Stored records

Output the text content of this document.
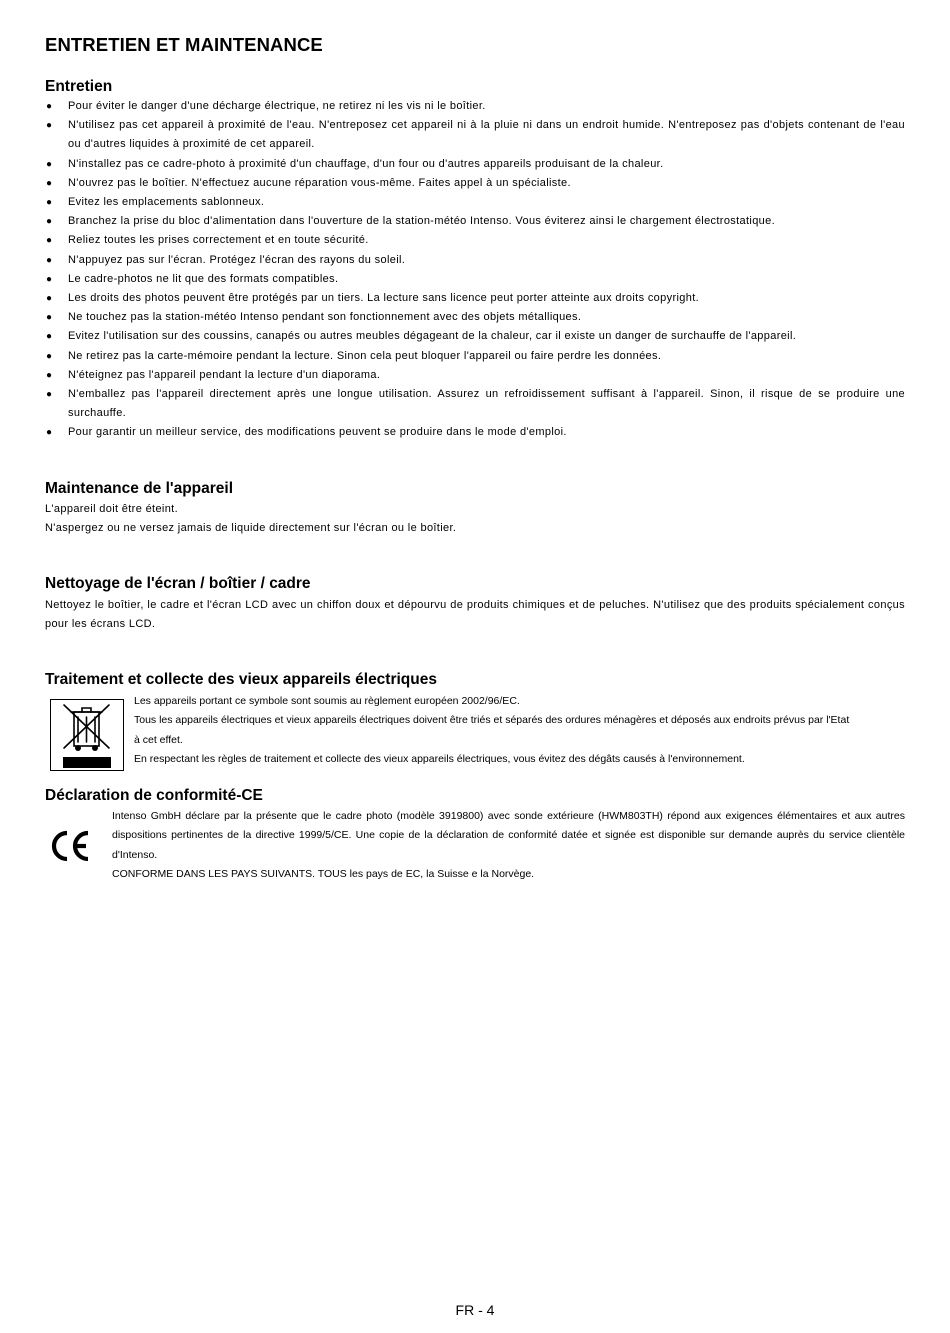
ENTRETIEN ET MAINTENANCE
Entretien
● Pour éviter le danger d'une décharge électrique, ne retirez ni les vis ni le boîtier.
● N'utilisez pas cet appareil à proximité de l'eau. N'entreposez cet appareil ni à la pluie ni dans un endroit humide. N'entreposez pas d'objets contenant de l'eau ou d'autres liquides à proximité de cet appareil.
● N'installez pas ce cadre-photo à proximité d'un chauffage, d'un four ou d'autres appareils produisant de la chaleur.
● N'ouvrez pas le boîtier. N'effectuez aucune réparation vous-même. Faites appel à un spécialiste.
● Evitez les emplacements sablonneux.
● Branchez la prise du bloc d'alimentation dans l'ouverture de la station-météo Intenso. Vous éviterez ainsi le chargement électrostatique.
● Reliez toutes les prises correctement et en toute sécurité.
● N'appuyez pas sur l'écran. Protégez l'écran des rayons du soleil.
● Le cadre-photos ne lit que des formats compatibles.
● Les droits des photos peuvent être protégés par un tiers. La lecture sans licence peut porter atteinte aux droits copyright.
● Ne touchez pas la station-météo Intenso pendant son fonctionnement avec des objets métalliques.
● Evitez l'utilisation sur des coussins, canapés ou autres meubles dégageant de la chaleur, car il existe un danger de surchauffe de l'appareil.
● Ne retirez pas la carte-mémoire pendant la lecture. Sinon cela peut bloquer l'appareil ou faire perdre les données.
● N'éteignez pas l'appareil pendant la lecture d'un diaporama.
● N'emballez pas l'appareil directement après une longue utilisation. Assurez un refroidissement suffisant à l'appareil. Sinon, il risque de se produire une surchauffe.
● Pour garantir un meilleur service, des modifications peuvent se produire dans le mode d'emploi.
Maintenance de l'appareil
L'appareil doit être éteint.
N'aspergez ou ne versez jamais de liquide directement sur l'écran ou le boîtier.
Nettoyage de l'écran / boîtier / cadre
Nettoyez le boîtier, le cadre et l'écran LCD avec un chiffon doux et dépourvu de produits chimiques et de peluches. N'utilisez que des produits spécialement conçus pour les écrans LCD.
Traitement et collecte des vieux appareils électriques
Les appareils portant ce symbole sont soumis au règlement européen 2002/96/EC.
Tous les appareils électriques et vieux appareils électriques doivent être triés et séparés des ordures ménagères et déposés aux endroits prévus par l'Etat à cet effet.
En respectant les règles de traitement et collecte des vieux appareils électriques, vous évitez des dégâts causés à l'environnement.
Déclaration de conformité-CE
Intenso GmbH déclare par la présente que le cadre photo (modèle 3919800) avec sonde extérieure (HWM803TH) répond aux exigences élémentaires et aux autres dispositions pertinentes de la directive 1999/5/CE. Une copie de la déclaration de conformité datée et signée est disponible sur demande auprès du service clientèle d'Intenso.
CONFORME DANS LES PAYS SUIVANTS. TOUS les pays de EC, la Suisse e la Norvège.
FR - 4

What to do ->
Copy the records above exactly. The pictures are not part of the copy.

Reply ->
Output the text content of this document.
ENTRETIEN ET MAINTENANCE
Entretien
● Pour éviter le danger d'une décharge électrique, ne retirez ni les vis ni le boîtier.
● N'utilisez pas cet appareil à proximité de l'eau. N'entreposez cet appareil ni à la pluie ni dans un endroit humide. N'entreposez pas d'objets contenant de l'eau ou d'autres liquides à proximité de cet appareil.
● N'installez pas ce cadre-photo à proximité d'un chauffage, d'un four ou d'autres appareils produisant de la chaleur.
● N'ouvrez pas le boîtier. N'effectuez aucune réparation vous-même. Faites appel à un spécialiste.
● Evitez les emplacements sablonneux.
● Branchez la prise du bloc d'alimentation dans l'ouverture de la station-météo Intenso. Vous éviterez ainsi le chargement électrostatique.
● Reliez toutes les prises correctement et en toute sécurité.
● N'appuyez pas sur l'écran. Protégez l'écran des rayons du soleil.
● Le cadre-photos ne lit que des formats compatibles.
● Les droits des photos peuvent être protégés par un tiers. La lecture sans licence peut porter atteinte aux droits copyright.
● Ne touchez pas la station-météo Intenso pendant son fonctionnement avec des objets métalliques.
● Evitez l'utilisation sur des coussins, canapés ou autres meubles dégageant de la chaleur, car il existe un danger de surchauffe de l'appareil.
● Ne retirez pas la carte-mémoire pendant la lecture. Sinon cela peut bloquer l'appareil ou faire perdre les données.
● N'éteignez pas l'appareil pendant la lecture d'un diaporama.
● N'emballez pas l'appareil directement après une longue utilisation. Assurez un refroidissement suffisant à l'appareil. Sinon, il risque de se produire une surchauffe.
● Pour garantir un meilleur service, des modifications peuvent se produire dans le mode d'emploi.
Maintenance de l'appareil
L'appareil doit être éteint.
N'aspergez ou ne versez jamais de liquide directement sur l'écran ou le boîtier.
Nettoyage de l'écran / boîtier / cadre
Nettoyez le boîtier, le cadre et l'écran LCD avec un chiffon doux et dépourvu de produits chimiques et de peluches. N'utilisez que des produits spécialement conçus pour les écrans LCD.
Traitement et collecte des vieux appareils électriques
Les appareils portant ce symbole sont soumis au règlement européen 2002/96/EC.
Tous les appareils électriques et vieux appareils électriques doivent être triés et séparés des ordures ménagères et déposés aux endroits prévus par l'Etat à cet effet.
En respectant les règles de traitement et collecte des vieux appareils électriques, vous évitez des dégâts causés à l'environnement.
Déclaration de conformité-CE
Intenso GmbH déclare par la présente que le cadre photo (modèle 3919800) avec sonde extérieure (HWM803TH) répond aux exigences élémentaires et aux autres dispositions pertinentes de la directive 1999/5/CE. Une copie de la déclaration de conformité datée et signée est disponible sur demande auprès du service clientèle d'Intenso.
CONFORME DANS LES PAYS SUIVANTS. TOUS les pays de EC, la Suisse e la Norvège.
FR - 4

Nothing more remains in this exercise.